■ **SET TASK**:
Copy the listing lines verbatim, beginning with the line containing "- main-nav: Главная" and ending after the line containing "- cookie-title: Обработка".
# # # # # # #
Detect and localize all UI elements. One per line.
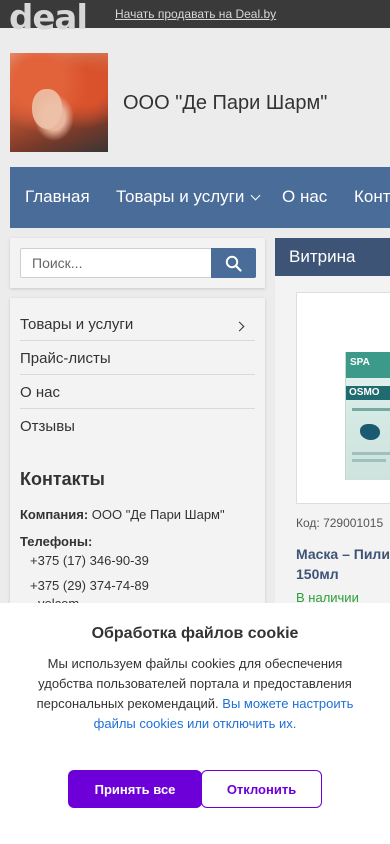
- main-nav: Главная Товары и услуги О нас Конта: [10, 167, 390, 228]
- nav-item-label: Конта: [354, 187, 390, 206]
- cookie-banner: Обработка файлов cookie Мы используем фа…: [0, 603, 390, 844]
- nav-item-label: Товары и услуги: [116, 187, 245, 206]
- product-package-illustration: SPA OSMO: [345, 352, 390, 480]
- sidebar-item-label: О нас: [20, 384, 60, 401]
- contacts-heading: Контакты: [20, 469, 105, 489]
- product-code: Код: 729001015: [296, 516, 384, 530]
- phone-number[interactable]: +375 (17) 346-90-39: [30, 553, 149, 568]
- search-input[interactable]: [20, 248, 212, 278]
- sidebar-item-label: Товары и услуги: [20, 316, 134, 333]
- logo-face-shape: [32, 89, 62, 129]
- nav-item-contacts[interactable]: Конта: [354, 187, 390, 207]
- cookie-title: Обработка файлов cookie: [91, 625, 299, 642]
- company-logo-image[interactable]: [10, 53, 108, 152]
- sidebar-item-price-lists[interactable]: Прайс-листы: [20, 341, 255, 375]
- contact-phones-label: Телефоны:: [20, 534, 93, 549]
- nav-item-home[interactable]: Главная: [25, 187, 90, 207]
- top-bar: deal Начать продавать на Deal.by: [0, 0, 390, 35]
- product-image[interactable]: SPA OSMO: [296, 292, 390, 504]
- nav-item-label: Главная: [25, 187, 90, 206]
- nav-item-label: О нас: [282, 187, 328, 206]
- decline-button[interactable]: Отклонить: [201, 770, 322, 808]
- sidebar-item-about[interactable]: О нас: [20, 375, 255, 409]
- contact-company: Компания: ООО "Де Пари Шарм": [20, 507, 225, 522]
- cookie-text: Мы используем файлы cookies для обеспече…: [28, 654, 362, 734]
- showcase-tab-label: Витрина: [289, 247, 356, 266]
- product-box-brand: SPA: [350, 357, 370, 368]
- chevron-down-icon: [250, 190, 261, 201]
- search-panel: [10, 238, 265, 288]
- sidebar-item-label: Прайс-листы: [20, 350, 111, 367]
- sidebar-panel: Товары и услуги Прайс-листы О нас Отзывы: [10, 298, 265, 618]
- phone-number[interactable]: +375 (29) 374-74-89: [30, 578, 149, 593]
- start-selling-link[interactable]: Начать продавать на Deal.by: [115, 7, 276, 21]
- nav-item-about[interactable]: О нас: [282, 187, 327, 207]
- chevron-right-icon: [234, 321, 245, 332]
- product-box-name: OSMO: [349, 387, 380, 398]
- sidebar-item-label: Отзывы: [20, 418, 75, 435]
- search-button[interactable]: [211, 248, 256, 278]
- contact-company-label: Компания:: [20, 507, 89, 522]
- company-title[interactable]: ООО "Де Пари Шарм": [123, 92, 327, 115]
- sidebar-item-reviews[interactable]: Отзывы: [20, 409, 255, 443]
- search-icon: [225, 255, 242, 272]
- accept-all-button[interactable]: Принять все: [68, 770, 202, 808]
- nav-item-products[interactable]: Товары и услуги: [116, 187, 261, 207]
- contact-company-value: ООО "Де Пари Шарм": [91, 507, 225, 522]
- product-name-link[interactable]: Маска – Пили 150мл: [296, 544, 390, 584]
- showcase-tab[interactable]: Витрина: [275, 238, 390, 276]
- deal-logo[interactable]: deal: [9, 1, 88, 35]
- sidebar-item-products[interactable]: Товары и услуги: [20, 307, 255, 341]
# # # # # # #
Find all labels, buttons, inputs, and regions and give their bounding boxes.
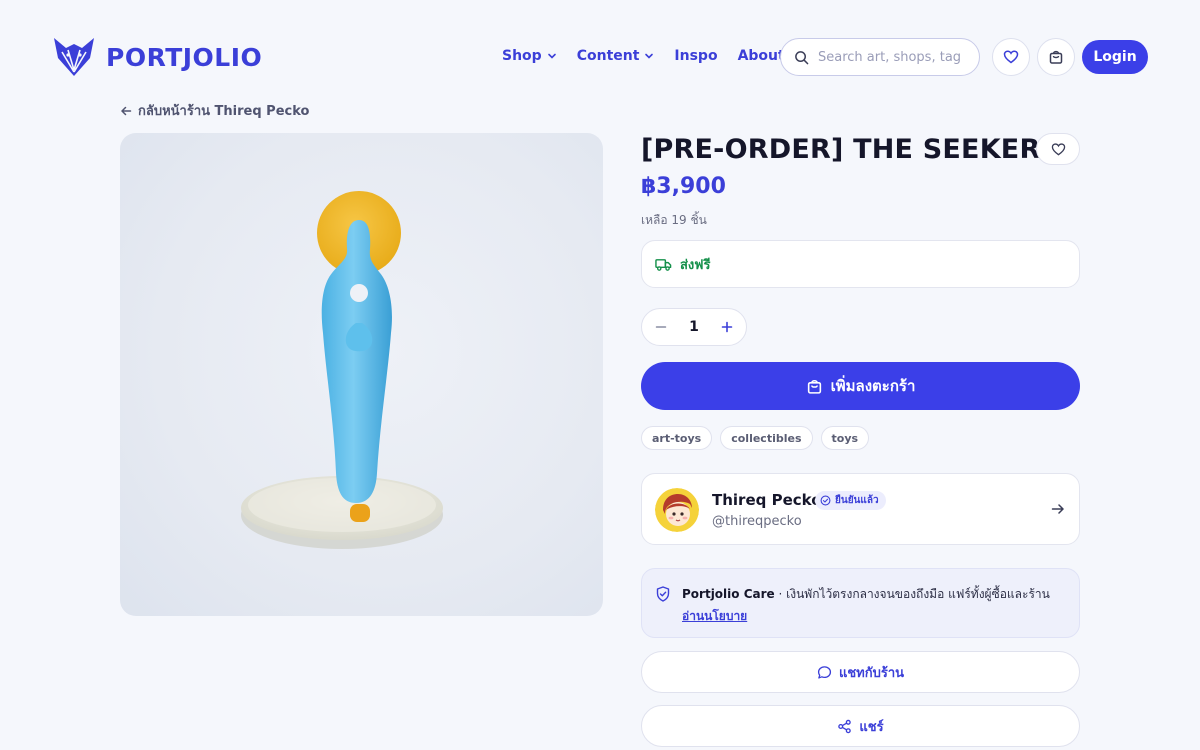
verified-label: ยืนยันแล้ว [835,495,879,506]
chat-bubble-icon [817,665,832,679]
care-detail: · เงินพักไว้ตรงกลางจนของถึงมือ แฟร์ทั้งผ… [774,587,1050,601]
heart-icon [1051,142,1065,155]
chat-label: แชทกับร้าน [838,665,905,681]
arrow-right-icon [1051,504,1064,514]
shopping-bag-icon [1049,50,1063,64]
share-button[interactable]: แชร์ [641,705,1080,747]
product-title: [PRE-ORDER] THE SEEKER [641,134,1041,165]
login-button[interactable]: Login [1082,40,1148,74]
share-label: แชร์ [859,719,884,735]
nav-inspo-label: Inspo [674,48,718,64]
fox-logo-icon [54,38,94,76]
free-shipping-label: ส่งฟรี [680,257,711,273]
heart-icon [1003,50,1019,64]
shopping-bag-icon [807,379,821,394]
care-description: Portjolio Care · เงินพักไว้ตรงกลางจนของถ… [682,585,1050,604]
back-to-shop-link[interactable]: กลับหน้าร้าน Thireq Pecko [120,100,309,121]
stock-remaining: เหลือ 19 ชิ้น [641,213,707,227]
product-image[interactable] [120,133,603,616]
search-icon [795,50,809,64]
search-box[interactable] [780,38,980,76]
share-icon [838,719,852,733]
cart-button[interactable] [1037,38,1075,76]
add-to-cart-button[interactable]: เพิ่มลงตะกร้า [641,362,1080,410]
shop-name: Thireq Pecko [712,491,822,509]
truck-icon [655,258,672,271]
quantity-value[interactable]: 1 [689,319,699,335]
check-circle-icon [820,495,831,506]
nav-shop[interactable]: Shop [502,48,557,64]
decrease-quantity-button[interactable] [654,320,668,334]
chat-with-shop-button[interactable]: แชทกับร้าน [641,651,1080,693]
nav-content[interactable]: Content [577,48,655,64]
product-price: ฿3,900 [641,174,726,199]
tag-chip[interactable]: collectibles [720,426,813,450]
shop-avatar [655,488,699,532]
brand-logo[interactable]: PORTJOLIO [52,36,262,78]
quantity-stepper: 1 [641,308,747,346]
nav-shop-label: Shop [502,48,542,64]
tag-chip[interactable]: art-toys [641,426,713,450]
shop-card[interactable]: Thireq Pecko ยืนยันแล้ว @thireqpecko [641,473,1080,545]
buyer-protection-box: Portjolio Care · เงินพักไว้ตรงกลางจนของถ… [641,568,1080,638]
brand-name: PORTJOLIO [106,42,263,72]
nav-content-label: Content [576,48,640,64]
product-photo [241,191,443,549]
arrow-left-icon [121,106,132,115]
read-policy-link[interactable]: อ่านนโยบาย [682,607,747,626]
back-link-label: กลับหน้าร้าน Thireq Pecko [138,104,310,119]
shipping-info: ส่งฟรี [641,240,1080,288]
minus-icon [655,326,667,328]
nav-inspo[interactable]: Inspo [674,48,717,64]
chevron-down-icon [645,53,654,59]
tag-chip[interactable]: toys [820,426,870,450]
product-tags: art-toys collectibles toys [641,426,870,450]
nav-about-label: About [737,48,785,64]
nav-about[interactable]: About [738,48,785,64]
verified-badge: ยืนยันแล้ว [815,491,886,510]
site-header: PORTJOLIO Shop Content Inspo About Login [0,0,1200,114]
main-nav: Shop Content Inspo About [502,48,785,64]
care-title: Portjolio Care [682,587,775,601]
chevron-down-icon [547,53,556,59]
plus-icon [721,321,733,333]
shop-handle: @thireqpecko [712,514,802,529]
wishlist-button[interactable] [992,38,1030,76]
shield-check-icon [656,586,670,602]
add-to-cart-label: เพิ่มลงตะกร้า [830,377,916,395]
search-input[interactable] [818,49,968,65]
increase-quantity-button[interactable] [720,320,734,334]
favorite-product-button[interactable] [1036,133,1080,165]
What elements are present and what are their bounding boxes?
# # # # # # #
■ **RESULT**:
- main-nav: Главная Товары и услуги О нас Конта: [10, 167, 390, 228]
- nav-item-label: Конта: [354, 187, 390, 206]
- cookie-banner: Обработка файлов cookie Мы используем фа…: [0, 603, 390, 844]
- nav-item-label: Товары и услуги: [116, 187, 245, 206]
- product-package-illustration: SPA OSMO: [345, 352, 390, 480]
- sidebar-item-label: О нас: [20, 384, 60, 401]
- contacts-heading: Контакты: [20, 469, 105, 489]
- product-code: Код: 729001015: [296, 516, 384, 530]
- phone-number[interactable]: +375 (17) 346-90-39: [30, 553, 149, 568]
- search-input[interactable]: [20, 248, 212, 278]
- sidebar-item-label: Товары и услуги: [20, 316, 134, 333]
- logo-face-shape: [32, 89, 62, 129]
- nav-item-contacts[interactable]: Конта: [354, 187, 390, 207]
- cookie-title: Обработка файлов cookie: [91, 625, 299, 642]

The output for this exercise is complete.